━━ Records for this exercise
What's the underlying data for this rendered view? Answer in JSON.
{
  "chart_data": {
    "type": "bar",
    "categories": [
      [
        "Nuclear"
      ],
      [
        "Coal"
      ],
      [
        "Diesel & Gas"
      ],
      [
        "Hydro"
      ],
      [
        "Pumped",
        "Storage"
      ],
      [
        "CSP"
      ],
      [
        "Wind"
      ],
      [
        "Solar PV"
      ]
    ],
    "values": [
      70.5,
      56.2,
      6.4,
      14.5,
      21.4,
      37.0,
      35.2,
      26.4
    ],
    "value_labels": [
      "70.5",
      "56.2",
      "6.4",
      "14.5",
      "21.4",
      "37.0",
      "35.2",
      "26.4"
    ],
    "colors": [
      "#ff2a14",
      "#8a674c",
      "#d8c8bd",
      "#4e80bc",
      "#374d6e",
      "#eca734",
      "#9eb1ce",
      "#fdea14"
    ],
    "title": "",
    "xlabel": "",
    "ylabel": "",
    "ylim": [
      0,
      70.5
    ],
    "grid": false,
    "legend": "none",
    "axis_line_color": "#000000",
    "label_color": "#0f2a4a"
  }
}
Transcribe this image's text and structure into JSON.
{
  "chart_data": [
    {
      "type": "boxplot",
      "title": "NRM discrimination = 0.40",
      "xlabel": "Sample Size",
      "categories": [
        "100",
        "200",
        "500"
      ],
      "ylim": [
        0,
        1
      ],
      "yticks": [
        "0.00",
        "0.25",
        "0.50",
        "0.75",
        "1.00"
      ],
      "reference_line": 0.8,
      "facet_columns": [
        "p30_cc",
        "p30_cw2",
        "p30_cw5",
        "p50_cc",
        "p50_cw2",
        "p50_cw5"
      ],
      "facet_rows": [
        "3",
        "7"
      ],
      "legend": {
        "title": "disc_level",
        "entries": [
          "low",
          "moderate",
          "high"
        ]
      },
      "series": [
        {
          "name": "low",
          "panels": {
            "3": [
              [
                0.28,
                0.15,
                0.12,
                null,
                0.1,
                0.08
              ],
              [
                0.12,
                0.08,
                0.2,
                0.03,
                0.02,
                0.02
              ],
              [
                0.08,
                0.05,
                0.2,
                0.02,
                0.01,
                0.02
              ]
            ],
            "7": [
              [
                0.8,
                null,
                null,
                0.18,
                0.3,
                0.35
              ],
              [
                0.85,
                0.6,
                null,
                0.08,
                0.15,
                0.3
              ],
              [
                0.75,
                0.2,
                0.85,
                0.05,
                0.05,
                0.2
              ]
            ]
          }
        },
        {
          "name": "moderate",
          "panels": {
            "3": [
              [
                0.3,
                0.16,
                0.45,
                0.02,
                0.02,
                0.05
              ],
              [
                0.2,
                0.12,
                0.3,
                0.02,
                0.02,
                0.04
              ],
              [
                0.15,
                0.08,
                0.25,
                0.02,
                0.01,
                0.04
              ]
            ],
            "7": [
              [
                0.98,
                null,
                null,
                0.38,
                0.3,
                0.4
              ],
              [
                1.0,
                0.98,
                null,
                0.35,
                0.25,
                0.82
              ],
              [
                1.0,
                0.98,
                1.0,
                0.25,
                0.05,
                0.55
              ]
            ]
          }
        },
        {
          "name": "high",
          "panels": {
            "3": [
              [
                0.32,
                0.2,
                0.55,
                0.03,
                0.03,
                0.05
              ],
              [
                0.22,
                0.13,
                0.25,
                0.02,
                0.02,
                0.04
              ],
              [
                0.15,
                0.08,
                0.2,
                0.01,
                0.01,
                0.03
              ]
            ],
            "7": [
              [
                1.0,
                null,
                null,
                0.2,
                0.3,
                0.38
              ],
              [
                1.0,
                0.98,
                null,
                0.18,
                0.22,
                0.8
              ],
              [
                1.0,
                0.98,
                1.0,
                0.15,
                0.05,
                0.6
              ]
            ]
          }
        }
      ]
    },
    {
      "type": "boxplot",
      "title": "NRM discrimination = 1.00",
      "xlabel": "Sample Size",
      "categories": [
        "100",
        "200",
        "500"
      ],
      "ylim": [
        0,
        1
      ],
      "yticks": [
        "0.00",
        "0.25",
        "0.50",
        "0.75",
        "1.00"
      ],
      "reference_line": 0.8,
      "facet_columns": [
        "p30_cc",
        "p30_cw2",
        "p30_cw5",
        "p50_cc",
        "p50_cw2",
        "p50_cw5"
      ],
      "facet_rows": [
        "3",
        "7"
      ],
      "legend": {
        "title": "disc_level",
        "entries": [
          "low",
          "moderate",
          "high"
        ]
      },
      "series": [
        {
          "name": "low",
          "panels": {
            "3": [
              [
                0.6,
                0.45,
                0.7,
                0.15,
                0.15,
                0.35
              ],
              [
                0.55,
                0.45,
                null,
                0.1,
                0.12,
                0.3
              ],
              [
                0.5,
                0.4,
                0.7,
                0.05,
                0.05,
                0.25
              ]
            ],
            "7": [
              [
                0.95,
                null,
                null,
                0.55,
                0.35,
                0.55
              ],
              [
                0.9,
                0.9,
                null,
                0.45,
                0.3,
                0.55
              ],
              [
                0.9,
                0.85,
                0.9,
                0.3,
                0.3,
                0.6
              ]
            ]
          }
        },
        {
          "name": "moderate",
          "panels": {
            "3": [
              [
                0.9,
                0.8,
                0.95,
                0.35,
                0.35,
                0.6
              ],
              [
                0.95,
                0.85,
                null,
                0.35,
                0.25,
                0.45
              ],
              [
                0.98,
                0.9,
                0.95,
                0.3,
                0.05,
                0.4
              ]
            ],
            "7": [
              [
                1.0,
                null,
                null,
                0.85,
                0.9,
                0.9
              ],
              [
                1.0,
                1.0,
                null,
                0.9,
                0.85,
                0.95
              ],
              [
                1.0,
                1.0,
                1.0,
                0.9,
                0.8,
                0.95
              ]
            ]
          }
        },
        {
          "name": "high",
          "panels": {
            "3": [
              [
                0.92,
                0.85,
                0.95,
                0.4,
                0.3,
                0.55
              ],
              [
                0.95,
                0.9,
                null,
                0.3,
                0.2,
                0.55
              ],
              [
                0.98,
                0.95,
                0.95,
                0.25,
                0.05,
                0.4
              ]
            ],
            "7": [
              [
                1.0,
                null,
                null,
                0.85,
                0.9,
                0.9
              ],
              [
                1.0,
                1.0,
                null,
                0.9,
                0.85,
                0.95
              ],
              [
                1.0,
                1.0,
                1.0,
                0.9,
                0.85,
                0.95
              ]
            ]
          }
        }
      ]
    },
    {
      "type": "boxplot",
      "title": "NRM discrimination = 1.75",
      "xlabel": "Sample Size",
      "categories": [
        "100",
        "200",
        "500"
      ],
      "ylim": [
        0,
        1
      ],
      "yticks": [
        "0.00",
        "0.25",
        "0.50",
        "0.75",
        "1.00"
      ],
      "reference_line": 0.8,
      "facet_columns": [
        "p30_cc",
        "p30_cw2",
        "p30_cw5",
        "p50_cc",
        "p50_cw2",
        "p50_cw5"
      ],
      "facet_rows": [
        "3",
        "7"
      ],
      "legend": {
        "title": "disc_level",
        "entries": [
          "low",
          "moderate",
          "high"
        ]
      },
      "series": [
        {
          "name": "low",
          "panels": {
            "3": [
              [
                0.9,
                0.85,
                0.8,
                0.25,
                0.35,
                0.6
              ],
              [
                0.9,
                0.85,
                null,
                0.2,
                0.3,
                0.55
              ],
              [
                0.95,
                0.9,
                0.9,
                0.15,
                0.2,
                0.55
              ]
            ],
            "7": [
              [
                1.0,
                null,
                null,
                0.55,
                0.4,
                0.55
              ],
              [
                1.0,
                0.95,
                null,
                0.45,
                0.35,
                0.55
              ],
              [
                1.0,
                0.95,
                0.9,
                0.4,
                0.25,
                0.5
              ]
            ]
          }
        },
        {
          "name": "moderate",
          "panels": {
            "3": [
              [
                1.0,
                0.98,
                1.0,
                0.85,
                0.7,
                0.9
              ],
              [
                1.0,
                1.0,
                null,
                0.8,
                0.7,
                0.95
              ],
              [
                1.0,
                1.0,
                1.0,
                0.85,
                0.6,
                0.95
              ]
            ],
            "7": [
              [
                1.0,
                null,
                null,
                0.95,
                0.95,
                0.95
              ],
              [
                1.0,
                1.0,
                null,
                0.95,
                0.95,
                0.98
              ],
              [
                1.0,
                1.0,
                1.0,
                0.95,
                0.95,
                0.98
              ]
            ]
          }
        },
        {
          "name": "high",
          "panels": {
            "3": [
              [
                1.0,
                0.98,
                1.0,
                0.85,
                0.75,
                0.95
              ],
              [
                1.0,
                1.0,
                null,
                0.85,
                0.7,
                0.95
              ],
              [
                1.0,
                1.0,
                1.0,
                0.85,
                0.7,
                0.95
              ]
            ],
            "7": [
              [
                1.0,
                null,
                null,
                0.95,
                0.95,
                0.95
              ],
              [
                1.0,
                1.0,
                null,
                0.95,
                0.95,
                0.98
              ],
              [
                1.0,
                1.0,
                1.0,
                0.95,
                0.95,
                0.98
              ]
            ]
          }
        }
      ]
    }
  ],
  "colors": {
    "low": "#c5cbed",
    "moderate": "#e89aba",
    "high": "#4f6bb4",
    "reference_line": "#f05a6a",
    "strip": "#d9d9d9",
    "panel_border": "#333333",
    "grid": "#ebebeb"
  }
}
━━━━
### Task details:
Find every line with "discrimination" in the listing and state how many there are, nothing else.

### The answer:
3